Each record below is to be copied word for word, with pictures removed.

----- Raw data

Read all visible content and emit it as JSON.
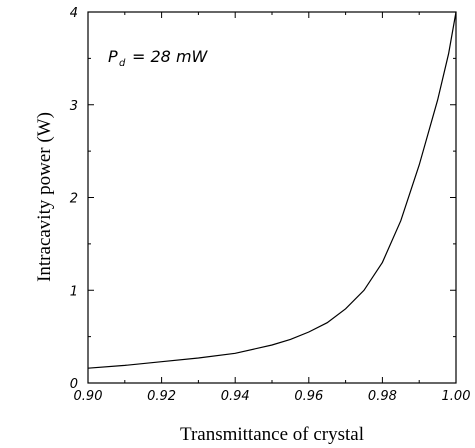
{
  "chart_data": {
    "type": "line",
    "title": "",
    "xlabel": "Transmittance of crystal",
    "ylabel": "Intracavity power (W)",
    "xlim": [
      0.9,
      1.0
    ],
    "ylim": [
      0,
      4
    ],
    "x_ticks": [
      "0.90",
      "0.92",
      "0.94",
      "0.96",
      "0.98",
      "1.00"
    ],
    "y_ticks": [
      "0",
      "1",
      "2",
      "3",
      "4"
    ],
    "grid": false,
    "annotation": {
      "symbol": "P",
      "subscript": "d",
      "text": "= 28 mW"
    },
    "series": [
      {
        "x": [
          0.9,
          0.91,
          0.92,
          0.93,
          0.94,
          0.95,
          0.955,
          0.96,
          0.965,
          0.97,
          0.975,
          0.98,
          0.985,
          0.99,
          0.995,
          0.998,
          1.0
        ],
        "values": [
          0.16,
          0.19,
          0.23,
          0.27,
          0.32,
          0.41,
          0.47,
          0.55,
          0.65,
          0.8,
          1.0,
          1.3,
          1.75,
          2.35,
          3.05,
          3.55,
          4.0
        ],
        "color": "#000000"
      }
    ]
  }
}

----------

▸ **Solution**
Read all visible content and emit it as JSON.
{
  "chart_data": {
    "type": "line",
    "title": "",
    "xlabel": "Transmittance of crystal",
    "ylabel": "Intracavity power (W)",
    "xlim": [
      0.9,
      1.0
    ],
    "ylim": [
      0,
      4
    ],
    "x_ticks": [
      "0.90",
      "0.92",
      "0.94",
      "0.96",
      "0.98",
      "1.00"
    ],
    "y_ticks": [
      "0",
      "1",
      "2",
      "3",
      "4"
    ],
    "grid": false,
    "annotation": {
      "symbol": "P",
      "subscript": "d",
      "text": "= 28 mW"
    },
    "series": [
      {
        "x": [
          0.9,
          0.91,
          0.92,
          0.93,
          0.94,
          0.95,
          0.955,
          0.96,
          0.965,
          0.97,
          0.975,
          0.98,
          0.985,
          0.99,
          0.995,
          0.998,
          1.0
        ],
        "values": [
          0.16,
          0.19,
          0.23,
          0.27,
          0.32,
          0.41,
          0.47,
          0.55,
          0.65,
          0.8,
          1.0,
          1.3,
          1.75,
          2.35,
          3.05,
          3.55,
          4.0
        ],
        "color": "#000000"
      }
    ]
  }
}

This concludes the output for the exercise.